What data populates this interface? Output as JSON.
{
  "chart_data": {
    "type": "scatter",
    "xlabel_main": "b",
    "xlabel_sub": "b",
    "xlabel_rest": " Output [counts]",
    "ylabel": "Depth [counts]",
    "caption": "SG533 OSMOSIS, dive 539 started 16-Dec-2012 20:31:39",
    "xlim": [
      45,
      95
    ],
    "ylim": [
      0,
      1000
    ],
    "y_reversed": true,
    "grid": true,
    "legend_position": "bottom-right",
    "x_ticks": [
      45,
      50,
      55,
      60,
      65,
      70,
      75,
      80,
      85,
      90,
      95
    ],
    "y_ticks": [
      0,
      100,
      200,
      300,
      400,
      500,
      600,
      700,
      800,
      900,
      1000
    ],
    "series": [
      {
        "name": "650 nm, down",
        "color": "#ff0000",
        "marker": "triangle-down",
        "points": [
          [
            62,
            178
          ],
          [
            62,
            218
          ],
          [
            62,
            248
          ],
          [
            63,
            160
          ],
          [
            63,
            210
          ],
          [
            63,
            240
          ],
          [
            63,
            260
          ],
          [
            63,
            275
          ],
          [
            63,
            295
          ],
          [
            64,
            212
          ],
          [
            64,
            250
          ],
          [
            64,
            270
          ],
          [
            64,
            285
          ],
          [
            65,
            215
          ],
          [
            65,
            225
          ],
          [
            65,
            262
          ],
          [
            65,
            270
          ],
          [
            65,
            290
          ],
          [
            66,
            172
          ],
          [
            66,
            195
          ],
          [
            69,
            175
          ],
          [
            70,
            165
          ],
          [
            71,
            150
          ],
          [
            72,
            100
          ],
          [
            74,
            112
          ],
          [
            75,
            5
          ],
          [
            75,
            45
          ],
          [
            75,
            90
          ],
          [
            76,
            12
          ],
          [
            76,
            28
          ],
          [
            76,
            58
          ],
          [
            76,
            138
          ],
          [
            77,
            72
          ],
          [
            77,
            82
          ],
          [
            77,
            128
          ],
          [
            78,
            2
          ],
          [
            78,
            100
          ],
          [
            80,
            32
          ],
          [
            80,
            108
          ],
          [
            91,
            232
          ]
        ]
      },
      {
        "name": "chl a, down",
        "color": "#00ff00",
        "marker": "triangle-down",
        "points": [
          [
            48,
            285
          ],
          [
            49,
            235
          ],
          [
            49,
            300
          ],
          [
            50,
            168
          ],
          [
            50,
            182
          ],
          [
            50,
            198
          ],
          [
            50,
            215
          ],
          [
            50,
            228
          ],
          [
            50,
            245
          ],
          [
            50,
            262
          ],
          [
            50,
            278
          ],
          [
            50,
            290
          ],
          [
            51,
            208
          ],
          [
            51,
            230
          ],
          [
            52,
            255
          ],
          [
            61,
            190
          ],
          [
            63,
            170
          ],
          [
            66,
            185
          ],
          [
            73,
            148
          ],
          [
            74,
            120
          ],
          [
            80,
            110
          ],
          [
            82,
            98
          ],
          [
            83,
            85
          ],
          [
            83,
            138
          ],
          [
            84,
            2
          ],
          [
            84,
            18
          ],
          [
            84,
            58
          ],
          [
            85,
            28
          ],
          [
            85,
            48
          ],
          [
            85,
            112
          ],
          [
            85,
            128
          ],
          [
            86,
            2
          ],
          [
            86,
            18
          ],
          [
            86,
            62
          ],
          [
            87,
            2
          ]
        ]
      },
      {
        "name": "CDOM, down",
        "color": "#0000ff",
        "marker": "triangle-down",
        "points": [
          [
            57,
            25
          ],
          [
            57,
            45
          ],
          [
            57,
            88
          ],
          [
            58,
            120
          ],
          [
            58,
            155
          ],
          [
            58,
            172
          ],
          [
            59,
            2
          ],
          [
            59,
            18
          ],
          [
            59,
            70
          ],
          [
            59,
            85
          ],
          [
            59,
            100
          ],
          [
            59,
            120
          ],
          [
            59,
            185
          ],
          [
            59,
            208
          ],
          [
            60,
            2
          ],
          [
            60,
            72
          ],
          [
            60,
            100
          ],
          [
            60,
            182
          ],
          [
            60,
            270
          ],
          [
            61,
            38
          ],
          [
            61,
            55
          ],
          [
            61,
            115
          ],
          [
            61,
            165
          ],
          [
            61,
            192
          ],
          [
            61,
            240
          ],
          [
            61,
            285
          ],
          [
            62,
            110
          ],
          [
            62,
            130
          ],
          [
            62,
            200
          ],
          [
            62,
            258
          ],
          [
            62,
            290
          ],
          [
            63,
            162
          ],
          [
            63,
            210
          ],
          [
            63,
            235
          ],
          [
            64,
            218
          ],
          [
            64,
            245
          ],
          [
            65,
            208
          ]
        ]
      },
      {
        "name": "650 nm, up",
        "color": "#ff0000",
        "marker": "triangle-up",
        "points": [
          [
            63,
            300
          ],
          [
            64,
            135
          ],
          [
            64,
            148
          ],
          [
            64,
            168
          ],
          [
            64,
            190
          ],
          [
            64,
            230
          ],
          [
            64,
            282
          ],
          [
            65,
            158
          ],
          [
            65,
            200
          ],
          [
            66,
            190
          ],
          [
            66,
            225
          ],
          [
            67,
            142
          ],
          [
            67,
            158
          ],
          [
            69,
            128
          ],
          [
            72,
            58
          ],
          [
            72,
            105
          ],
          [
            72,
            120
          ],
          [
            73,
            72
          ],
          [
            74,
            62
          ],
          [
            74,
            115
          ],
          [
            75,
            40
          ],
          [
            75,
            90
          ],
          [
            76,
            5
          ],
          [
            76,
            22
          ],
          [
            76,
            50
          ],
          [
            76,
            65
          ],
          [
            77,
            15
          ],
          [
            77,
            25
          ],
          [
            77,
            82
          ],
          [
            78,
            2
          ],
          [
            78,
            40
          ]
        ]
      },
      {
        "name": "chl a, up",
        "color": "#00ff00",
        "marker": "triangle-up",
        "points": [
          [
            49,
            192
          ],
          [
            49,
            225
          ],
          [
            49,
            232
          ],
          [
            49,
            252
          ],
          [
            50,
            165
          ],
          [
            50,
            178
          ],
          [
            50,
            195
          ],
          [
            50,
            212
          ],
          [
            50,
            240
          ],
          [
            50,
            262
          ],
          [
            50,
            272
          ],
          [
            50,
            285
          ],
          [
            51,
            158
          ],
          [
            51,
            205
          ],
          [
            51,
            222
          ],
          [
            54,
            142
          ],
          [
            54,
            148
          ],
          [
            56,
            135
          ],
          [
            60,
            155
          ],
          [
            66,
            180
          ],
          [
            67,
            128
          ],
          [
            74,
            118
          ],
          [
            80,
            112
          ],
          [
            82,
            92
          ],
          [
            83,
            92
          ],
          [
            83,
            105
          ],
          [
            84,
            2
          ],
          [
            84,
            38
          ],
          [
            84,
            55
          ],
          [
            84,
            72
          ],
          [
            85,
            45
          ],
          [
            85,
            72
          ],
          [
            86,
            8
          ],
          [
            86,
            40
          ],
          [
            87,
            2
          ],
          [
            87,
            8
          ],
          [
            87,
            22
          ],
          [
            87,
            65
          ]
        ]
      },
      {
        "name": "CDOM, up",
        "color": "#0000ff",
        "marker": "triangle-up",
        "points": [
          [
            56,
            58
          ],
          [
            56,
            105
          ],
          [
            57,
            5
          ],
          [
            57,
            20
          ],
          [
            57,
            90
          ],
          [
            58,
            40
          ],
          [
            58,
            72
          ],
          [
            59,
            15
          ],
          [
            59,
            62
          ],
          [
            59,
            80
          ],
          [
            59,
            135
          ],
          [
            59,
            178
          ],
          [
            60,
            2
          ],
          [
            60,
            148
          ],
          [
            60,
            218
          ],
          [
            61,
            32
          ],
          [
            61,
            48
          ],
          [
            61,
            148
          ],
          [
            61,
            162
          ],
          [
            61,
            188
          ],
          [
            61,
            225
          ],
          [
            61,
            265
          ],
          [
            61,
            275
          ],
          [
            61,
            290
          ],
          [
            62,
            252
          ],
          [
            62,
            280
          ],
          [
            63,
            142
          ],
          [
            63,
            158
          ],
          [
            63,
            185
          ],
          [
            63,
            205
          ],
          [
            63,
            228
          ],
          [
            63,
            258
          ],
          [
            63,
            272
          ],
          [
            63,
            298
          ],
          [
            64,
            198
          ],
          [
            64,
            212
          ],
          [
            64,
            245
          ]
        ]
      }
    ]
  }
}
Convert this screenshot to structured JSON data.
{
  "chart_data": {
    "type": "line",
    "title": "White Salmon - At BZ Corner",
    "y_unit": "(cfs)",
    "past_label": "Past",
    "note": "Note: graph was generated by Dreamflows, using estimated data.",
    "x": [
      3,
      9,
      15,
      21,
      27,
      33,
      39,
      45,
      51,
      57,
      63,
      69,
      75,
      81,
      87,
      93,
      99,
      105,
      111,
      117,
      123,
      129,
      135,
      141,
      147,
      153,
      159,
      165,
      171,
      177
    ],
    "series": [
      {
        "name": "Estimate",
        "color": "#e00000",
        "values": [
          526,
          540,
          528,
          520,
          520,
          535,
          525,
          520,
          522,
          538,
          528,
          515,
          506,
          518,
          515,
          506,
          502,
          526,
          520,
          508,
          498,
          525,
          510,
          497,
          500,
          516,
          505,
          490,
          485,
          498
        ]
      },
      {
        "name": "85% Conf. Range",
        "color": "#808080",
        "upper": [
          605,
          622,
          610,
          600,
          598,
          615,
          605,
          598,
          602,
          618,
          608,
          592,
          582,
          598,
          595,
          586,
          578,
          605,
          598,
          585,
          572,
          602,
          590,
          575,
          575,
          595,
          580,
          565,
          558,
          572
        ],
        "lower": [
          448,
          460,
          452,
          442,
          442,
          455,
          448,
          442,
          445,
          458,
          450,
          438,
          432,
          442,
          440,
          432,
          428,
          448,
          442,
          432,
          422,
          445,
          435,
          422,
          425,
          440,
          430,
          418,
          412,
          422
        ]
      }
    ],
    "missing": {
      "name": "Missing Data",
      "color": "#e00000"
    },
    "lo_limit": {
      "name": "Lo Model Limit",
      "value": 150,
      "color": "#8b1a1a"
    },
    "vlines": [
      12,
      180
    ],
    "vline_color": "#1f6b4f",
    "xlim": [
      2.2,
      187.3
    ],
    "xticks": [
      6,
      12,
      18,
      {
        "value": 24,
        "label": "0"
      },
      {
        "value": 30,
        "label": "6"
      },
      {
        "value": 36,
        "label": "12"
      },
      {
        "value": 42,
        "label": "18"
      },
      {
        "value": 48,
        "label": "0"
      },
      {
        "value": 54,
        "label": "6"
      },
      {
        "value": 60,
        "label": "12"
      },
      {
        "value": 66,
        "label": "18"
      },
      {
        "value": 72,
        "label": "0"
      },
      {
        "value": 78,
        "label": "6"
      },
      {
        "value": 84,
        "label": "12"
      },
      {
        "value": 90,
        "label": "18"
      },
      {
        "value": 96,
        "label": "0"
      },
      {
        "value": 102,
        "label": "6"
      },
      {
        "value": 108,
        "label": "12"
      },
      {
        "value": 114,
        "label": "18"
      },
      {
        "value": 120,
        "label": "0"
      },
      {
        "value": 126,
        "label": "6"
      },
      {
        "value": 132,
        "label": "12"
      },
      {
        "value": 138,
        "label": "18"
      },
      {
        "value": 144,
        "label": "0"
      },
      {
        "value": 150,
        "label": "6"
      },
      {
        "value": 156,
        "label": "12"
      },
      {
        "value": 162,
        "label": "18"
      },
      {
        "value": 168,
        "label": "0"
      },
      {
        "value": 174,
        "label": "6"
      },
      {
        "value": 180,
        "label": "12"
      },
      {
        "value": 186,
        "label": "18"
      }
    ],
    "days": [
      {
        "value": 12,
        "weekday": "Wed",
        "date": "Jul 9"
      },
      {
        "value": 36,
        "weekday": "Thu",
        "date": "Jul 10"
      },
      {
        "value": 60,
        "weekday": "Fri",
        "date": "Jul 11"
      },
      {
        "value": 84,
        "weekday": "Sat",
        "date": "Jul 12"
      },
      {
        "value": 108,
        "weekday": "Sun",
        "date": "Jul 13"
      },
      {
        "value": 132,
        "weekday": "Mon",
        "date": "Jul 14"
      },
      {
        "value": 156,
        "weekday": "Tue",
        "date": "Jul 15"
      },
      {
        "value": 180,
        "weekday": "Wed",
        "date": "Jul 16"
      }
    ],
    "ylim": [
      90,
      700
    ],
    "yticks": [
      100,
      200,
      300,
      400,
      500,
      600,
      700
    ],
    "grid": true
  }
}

> [TASK DESCRIPTION]: Looking at the records above, report how many lines contain the word "counts". Answer with the number only.

> [COMPLETE ANSWER]: 2